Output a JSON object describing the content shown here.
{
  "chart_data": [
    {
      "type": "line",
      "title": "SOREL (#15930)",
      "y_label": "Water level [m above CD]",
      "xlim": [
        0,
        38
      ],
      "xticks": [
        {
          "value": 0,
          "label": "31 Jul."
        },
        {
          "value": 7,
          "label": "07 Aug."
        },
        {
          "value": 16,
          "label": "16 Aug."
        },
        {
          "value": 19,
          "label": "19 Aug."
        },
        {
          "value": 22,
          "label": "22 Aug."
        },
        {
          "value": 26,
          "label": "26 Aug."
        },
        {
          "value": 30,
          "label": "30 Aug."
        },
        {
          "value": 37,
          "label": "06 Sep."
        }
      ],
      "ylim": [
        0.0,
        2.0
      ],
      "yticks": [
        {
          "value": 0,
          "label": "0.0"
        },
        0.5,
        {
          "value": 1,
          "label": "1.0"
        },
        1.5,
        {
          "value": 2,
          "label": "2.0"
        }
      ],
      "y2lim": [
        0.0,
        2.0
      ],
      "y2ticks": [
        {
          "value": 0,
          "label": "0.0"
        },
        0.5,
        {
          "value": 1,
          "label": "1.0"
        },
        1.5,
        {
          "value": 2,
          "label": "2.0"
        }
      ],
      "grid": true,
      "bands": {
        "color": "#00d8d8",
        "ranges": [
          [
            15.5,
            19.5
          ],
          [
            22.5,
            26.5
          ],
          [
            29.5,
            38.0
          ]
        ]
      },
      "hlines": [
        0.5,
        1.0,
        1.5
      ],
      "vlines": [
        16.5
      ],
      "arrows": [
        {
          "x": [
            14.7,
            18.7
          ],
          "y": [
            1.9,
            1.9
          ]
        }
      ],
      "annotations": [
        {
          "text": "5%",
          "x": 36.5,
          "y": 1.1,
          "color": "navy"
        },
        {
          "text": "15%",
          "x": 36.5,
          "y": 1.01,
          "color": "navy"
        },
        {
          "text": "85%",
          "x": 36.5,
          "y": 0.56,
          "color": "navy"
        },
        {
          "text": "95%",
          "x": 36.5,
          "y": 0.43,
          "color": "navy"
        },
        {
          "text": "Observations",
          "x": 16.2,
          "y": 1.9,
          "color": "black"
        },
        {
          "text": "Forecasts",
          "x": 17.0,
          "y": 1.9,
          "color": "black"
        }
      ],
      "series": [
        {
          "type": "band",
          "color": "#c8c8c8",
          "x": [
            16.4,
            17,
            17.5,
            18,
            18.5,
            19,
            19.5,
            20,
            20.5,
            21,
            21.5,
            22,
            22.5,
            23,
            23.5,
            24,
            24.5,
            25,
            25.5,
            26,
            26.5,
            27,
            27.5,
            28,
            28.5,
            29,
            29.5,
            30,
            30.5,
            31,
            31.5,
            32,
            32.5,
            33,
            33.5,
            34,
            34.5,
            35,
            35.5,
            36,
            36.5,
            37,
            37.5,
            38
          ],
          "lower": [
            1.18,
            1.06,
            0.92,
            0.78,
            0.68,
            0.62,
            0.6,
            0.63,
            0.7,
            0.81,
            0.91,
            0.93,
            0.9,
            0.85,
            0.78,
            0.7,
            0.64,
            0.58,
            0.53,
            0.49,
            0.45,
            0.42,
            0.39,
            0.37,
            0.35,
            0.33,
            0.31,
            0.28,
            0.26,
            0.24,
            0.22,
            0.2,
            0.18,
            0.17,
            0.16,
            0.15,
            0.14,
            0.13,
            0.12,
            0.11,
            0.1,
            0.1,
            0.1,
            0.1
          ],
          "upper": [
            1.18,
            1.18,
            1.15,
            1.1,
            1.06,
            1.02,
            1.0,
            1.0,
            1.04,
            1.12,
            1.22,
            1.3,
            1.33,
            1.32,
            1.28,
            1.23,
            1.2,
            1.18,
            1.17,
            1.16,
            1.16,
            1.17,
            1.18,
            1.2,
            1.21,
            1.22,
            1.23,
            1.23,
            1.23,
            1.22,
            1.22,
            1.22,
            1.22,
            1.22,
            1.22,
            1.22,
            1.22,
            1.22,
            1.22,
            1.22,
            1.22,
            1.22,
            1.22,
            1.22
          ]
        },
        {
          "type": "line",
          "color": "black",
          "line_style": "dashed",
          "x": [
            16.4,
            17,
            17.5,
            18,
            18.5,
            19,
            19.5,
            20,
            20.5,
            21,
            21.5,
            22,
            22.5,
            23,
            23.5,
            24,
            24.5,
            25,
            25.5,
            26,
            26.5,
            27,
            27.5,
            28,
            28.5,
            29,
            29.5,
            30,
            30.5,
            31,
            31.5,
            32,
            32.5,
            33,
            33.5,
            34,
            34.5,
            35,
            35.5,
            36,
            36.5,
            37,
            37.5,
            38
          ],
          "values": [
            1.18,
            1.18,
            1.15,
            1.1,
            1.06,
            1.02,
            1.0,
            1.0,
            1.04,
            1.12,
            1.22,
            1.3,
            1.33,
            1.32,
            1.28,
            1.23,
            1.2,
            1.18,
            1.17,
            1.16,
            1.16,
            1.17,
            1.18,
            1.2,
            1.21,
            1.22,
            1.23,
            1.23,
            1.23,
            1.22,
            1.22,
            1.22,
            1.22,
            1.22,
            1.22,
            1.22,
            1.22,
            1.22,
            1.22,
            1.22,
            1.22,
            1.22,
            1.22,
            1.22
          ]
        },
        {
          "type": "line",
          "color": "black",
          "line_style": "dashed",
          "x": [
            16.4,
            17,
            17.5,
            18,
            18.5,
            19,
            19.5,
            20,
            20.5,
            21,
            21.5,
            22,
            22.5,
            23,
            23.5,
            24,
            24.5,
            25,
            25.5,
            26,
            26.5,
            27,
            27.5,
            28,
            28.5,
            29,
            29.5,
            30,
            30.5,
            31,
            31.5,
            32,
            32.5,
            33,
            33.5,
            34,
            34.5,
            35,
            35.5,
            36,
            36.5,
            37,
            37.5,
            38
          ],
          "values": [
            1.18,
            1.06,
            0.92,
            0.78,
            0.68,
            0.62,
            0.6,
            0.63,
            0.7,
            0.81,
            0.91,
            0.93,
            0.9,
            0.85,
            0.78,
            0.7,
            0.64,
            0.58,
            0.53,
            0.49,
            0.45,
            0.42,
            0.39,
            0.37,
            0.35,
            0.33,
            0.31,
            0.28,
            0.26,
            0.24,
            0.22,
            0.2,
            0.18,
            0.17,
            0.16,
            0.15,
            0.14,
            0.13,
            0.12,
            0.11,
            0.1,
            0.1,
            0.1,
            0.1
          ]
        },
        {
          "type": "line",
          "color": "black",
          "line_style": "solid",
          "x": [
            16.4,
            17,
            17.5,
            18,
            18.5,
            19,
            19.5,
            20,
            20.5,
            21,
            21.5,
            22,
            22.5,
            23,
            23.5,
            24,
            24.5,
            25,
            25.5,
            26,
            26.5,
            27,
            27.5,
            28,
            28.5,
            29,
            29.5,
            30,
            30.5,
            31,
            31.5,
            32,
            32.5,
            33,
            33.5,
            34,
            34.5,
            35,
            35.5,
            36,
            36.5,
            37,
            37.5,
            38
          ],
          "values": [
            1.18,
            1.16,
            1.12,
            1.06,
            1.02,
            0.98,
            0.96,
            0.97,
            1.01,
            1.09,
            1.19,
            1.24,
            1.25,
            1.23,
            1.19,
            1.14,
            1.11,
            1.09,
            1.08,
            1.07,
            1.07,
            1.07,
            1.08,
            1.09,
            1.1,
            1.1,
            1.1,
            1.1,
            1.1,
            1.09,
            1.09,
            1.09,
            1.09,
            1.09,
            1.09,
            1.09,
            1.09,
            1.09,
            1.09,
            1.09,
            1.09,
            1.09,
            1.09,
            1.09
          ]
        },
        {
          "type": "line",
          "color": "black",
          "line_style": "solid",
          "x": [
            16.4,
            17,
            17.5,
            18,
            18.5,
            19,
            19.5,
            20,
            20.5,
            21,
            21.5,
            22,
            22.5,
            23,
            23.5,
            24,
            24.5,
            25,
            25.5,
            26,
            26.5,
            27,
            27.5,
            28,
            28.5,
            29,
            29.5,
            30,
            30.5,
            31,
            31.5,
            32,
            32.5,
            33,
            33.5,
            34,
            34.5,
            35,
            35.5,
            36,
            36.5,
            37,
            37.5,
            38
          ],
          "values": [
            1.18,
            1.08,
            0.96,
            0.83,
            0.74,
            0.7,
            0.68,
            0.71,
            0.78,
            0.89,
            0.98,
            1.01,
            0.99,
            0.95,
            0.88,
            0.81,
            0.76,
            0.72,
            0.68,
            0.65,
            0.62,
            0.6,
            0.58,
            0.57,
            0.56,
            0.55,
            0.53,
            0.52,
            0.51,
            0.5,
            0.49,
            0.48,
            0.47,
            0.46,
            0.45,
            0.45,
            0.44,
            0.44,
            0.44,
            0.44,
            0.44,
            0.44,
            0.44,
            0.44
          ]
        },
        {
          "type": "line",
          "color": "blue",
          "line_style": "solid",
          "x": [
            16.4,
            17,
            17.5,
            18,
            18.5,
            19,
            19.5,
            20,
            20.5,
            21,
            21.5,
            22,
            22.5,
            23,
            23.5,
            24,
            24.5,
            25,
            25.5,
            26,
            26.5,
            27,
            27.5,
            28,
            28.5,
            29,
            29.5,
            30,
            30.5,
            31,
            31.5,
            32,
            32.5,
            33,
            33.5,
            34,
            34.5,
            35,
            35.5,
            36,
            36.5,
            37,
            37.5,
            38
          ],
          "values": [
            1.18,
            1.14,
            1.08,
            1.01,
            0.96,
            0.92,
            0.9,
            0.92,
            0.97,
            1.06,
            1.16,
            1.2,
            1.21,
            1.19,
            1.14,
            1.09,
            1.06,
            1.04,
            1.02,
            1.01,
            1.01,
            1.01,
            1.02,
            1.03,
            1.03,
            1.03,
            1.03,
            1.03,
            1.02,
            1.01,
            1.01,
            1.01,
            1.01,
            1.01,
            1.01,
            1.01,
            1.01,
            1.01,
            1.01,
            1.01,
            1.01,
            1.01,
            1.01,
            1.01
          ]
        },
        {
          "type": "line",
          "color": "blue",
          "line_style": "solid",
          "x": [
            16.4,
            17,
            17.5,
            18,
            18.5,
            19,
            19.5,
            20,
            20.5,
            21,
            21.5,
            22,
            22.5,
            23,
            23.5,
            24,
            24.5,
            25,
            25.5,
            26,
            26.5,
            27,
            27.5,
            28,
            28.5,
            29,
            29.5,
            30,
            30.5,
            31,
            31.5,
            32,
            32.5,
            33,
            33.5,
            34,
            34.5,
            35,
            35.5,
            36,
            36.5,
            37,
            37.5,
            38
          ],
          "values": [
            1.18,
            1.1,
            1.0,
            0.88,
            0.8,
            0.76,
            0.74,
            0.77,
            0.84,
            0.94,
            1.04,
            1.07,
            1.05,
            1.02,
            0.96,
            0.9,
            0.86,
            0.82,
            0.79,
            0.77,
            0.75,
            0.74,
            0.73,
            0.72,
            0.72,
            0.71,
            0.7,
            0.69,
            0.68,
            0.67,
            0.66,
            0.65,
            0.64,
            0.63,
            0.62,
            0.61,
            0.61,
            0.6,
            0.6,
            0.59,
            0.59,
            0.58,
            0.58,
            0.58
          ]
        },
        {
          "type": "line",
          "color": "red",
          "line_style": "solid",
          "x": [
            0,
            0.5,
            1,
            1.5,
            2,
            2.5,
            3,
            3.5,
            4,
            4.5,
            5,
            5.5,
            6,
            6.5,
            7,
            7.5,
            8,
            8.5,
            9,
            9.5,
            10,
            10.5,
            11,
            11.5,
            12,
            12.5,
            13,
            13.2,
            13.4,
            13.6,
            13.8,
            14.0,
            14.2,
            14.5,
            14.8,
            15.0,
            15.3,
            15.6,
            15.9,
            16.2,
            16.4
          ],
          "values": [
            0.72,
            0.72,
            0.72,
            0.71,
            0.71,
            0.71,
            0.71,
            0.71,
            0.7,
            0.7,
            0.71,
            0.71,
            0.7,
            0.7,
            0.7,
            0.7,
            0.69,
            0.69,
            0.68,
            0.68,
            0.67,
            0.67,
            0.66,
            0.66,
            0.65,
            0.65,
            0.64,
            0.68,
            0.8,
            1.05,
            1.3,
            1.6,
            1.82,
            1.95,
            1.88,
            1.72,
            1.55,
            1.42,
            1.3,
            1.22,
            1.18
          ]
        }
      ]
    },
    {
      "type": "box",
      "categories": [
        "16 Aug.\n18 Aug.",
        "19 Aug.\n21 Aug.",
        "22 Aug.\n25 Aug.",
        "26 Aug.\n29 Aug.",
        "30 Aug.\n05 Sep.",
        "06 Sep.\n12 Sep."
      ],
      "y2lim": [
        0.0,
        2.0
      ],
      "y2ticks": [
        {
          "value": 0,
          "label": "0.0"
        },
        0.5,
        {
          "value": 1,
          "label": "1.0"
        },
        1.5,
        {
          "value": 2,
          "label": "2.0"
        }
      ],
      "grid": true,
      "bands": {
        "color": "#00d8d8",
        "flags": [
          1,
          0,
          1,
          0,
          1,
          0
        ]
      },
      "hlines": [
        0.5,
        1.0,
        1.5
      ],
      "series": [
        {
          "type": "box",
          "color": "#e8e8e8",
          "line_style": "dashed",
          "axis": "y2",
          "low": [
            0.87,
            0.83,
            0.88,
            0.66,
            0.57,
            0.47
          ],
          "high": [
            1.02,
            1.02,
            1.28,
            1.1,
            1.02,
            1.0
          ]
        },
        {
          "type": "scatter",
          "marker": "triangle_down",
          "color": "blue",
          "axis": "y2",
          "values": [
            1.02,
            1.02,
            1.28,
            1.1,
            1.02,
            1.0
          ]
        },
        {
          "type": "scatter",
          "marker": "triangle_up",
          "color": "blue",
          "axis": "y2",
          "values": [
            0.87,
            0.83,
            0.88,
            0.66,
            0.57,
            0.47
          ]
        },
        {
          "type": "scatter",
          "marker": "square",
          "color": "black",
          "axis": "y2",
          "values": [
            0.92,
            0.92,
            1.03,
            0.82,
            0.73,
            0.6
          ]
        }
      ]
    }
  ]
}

|---|

| TASK GOAL |
From the records above, pull out every line containing the word "marker".

| THE SOLUTION |
          "marker": "triangle_down",
          "marker": "triangle_up",
          "marker": "square",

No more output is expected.